--- begin SUPPLIED ENTRIES ---

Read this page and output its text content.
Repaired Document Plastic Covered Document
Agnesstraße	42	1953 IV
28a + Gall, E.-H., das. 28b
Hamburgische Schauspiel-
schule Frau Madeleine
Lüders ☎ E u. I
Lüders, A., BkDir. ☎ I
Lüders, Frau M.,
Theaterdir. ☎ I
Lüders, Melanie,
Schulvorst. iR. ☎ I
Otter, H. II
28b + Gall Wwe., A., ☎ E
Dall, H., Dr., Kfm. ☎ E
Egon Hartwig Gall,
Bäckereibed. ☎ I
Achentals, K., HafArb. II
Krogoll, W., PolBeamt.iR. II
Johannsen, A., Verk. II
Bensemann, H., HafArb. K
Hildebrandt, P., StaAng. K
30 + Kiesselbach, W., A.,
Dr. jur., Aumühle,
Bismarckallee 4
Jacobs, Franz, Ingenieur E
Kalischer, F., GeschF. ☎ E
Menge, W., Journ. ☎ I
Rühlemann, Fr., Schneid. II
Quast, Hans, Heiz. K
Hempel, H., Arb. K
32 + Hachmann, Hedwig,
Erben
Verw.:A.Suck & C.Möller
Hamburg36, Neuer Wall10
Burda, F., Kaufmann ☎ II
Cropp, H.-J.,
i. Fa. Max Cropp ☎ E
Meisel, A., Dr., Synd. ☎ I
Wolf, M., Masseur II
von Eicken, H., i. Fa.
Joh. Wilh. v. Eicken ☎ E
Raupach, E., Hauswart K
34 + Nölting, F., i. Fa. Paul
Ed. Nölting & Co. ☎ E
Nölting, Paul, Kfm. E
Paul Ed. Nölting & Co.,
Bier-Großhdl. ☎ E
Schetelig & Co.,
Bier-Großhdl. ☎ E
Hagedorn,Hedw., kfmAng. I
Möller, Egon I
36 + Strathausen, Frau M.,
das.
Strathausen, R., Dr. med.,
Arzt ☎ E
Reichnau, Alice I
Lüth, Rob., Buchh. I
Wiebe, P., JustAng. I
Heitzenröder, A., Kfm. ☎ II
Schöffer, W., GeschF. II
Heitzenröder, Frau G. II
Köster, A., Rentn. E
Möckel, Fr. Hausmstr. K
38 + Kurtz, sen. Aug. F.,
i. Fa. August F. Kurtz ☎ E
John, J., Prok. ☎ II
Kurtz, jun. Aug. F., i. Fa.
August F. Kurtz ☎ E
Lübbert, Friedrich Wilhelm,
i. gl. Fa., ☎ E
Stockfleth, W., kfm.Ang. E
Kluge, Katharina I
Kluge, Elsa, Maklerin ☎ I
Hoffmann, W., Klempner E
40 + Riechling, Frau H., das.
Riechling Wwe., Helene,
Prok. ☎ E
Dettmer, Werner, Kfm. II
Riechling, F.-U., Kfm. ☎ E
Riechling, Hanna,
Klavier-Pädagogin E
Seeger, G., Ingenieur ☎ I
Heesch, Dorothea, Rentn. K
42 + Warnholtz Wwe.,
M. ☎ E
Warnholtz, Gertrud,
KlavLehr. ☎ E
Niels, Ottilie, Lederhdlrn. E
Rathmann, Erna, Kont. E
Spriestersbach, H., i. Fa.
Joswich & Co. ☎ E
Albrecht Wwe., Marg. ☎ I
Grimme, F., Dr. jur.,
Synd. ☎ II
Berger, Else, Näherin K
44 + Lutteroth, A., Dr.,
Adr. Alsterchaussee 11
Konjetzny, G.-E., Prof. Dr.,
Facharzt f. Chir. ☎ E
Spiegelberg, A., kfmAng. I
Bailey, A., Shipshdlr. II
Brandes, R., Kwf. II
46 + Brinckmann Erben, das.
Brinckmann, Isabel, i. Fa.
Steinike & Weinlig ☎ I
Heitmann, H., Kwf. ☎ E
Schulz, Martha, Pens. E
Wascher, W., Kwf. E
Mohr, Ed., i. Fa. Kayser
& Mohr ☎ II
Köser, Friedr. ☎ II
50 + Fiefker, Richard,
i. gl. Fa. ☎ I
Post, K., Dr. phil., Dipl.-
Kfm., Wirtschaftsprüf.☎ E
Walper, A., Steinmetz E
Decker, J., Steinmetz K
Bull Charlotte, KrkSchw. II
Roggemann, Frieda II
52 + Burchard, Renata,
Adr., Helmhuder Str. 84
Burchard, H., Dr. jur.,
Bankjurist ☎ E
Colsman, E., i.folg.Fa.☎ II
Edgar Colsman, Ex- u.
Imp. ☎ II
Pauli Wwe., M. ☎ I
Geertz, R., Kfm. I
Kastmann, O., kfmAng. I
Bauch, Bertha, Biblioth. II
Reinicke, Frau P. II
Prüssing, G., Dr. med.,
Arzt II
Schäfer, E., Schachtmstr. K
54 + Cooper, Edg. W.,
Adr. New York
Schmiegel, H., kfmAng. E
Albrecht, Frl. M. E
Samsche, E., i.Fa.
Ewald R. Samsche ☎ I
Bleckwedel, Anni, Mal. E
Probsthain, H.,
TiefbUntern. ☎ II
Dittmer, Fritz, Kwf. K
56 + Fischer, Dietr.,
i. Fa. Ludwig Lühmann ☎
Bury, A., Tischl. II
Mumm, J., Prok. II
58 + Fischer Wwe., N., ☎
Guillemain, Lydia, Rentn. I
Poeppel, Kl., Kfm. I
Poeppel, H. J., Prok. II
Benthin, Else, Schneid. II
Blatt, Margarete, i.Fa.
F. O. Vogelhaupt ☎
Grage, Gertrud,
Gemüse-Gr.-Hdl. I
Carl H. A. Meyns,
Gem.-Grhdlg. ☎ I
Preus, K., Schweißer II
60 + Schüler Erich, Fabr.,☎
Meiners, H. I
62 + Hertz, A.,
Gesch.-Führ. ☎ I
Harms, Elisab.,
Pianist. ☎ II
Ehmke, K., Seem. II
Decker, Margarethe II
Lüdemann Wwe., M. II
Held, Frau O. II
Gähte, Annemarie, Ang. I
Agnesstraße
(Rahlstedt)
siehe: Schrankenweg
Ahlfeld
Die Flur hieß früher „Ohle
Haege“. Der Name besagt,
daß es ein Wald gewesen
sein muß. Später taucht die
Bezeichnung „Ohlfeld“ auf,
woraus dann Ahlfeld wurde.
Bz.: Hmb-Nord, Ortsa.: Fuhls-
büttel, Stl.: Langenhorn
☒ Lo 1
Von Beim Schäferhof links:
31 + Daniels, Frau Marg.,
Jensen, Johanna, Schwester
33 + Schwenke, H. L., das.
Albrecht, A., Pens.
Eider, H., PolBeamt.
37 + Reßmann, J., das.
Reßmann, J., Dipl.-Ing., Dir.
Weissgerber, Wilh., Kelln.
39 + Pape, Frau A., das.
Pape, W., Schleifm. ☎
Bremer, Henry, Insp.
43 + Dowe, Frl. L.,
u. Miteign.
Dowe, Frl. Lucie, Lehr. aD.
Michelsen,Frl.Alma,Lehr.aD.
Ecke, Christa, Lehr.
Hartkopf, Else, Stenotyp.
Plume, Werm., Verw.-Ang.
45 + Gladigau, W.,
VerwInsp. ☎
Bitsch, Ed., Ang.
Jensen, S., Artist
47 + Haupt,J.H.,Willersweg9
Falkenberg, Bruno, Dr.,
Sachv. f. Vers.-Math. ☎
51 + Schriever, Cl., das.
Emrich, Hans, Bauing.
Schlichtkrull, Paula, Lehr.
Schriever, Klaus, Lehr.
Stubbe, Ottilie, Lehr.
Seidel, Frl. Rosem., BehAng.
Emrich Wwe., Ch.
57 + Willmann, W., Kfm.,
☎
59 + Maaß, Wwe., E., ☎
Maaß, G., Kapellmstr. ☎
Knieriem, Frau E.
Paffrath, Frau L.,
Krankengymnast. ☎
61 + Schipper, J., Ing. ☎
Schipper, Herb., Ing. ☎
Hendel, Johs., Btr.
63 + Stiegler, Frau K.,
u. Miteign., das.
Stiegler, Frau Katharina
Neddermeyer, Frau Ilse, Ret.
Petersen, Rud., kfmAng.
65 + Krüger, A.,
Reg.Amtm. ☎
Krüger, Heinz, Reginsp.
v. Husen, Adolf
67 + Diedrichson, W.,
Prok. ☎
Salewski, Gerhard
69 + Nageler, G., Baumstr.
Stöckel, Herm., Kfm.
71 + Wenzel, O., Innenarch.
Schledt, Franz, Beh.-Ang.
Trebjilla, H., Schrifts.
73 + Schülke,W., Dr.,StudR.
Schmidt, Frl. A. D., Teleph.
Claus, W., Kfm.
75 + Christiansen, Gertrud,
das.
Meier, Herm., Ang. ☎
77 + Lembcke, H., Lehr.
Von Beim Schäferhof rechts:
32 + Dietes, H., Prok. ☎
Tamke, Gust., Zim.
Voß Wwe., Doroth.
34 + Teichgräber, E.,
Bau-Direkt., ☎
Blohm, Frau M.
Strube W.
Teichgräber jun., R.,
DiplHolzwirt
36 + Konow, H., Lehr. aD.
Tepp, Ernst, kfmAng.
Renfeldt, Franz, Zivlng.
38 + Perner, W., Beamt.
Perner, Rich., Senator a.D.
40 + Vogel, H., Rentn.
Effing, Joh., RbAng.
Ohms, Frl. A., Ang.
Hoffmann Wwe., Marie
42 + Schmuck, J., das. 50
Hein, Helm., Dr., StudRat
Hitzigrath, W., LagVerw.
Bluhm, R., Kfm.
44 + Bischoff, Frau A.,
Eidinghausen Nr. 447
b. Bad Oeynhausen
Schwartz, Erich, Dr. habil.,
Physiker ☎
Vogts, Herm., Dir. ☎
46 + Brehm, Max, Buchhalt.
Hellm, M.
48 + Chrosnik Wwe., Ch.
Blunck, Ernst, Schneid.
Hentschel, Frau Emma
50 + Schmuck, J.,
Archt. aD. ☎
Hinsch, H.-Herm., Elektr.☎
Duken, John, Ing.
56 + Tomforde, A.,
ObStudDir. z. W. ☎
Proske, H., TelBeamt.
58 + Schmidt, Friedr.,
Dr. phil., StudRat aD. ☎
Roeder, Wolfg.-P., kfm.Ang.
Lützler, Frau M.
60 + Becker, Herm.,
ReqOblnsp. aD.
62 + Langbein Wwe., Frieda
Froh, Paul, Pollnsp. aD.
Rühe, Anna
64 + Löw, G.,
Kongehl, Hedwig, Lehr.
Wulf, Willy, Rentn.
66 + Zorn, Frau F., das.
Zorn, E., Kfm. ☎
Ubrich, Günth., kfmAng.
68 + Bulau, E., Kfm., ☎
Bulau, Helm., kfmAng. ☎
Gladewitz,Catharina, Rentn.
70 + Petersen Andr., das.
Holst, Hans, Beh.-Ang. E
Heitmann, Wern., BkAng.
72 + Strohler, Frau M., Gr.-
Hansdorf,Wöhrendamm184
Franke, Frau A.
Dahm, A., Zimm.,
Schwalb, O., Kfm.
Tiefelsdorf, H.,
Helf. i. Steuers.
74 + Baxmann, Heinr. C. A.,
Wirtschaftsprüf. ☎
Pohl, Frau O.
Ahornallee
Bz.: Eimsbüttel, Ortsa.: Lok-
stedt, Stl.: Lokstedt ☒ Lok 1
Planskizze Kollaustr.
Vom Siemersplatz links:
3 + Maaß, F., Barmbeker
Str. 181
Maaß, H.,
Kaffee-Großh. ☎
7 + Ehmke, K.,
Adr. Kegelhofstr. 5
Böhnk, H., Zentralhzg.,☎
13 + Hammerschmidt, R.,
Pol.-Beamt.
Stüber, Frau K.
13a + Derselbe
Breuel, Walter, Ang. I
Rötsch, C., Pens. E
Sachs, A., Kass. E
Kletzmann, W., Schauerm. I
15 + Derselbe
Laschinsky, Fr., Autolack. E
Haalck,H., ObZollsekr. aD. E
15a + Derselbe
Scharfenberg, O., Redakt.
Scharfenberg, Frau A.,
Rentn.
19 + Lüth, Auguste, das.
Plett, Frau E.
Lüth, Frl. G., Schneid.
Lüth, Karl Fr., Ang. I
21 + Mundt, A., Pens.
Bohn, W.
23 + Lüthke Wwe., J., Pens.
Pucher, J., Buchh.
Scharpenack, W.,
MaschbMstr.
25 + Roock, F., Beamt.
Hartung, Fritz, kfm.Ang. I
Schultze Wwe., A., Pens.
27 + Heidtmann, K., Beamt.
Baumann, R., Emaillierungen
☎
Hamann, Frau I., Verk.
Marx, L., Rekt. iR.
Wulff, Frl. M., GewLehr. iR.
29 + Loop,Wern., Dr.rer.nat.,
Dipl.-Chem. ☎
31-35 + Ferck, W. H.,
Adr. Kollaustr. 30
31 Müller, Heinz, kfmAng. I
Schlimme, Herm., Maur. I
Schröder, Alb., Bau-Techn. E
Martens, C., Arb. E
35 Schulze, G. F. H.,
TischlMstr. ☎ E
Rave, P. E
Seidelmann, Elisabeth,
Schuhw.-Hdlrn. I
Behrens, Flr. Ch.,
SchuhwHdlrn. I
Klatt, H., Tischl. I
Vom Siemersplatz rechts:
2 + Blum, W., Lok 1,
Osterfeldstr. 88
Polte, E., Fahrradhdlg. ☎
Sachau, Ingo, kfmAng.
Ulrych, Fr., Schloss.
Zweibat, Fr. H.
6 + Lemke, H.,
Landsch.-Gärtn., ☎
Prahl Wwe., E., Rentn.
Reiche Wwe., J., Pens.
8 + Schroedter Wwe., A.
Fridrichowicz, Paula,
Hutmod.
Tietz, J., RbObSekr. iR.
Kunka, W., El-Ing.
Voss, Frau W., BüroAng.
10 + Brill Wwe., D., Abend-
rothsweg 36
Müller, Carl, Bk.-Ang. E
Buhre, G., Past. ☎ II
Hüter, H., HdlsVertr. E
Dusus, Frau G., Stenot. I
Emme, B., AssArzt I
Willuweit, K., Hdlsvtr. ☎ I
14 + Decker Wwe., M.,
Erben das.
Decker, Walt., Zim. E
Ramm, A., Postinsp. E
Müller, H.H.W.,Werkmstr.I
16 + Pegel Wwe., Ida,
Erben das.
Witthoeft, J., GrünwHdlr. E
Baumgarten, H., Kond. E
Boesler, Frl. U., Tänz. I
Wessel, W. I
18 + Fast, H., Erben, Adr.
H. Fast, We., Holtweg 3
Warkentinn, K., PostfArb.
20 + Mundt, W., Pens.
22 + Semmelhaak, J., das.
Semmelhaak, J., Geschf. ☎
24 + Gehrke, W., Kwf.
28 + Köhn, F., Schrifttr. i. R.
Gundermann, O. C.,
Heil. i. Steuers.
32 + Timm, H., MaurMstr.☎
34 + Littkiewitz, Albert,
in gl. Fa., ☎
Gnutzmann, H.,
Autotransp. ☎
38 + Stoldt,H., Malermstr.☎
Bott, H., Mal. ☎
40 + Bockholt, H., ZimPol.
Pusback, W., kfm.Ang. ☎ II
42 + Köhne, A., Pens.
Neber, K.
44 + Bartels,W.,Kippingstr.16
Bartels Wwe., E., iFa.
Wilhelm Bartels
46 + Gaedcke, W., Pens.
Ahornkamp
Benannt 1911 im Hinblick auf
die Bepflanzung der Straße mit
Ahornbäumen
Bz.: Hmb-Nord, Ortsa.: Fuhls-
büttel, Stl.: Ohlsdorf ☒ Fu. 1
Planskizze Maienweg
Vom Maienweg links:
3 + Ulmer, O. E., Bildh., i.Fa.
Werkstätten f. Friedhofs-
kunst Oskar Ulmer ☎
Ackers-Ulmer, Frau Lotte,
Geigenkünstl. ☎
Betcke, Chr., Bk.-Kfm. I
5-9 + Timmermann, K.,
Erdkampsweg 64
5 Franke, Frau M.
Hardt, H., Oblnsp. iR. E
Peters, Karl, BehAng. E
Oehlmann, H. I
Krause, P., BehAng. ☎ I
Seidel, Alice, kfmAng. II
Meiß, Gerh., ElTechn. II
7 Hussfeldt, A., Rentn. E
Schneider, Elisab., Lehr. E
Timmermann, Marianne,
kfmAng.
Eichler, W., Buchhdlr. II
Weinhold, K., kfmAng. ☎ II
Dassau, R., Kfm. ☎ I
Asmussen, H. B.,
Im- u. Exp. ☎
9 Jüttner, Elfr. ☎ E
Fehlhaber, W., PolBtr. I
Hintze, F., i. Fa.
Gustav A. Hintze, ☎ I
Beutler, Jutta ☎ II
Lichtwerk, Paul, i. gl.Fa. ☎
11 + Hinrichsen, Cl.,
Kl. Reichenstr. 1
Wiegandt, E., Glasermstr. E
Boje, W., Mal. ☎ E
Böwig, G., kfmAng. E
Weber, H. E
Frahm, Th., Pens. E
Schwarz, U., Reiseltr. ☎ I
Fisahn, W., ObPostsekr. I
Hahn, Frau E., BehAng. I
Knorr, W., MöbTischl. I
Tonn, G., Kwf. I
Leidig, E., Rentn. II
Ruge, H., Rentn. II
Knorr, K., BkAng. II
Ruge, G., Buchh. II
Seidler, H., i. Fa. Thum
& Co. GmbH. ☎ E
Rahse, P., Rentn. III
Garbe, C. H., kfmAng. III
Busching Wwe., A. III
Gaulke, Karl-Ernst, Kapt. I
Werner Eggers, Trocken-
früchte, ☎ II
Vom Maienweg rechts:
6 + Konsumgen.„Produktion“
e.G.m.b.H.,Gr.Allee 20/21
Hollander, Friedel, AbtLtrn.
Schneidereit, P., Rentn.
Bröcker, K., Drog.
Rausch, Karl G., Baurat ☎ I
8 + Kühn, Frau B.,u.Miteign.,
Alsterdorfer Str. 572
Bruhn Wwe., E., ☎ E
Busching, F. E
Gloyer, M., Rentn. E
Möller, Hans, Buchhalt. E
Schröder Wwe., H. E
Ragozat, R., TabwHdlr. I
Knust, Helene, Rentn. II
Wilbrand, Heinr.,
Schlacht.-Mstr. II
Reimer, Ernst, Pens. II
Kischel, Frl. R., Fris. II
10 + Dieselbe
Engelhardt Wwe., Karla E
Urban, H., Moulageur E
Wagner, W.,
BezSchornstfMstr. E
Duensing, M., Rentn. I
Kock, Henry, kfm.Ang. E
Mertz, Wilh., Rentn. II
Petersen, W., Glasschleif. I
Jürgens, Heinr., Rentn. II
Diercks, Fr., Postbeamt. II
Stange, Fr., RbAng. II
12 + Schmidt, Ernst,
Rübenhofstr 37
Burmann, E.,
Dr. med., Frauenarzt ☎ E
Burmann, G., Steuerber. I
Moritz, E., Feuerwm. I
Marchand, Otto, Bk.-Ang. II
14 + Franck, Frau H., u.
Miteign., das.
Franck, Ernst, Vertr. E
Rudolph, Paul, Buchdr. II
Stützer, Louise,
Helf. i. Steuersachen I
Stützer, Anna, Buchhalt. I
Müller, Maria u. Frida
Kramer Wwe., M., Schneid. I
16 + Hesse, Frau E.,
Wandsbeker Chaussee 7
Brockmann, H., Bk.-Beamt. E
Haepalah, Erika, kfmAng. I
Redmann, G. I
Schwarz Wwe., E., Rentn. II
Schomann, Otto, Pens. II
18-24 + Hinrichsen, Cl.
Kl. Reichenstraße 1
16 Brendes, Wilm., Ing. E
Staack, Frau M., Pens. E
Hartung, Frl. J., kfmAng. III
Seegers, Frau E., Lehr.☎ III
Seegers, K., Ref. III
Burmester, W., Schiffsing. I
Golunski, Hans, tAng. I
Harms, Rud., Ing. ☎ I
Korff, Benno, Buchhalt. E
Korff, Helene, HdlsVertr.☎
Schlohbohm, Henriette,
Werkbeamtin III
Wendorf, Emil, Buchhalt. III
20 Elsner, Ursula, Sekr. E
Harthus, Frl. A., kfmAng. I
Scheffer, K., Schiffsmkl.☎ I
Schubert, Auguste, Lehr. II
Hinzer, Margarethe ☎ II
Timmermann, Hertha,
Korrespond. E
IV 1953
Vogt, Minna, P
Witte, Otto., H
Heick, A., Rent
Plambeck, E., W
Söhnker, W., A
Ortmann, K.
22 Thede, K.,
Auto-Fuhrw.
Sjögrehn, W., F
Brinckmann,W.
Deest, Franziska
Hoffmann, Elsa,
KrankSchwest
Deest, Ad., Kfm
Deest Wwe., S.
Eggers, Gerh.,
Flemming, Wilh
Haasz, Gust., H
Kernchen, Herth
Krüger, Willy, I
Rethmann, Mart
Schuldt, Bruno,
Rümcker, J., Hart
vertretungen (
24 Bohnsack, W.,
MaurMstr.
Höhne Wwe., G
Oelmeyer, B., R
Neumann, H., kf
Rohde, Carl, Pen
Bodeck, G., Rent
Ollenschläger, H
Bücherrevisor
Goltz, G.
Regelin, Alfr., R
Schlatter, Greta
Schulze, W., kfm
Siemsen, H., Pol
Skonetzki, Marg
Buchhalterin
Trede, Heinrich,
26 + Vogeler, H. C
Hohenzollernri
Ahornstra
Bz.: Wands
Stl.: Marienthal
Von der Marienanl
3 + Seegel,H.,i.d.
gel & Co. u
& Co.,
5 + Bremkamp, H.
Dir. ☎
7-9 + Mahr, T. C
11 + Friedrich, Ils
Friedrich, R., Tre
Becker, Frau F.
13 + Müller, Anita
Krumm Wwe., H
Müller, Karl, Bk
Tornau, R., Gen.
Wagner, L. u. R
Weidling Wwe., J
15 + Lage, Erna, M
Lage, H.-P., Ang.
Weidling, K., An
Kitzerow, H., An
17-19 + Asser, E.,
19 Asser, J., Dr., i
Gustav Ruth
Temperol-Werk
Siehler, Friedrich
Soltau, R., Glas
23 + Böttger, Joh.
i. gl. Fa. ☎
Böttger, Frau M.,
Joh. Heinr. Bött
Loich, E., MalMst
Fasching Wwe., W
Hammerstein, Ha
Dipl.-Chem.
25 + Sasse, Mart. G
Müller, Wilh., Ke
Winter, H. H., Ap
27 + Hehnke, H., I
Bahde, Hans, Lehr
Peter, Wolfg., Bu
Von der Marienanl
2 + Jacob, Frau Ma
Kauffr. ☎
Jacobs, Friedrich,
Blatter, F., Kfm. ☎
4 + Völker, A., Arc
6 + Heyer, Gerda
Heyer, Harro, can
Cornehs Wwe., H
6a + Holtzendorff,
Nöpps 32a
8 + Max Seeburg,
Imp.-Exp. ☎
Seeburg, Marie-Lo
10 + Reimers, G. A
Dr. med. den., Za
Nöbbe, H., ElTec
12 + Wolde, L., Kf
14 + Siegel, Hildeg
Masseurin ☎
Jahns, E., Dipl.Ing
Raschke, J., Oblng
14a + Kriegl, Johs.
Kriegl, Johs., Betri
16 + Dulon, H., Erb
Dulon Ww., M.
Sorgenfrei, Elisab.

--- end SUPPLIED ENTRIES ---

Within the records, how many lines include "Schäferhof"? The answer is the number and nothing else.

2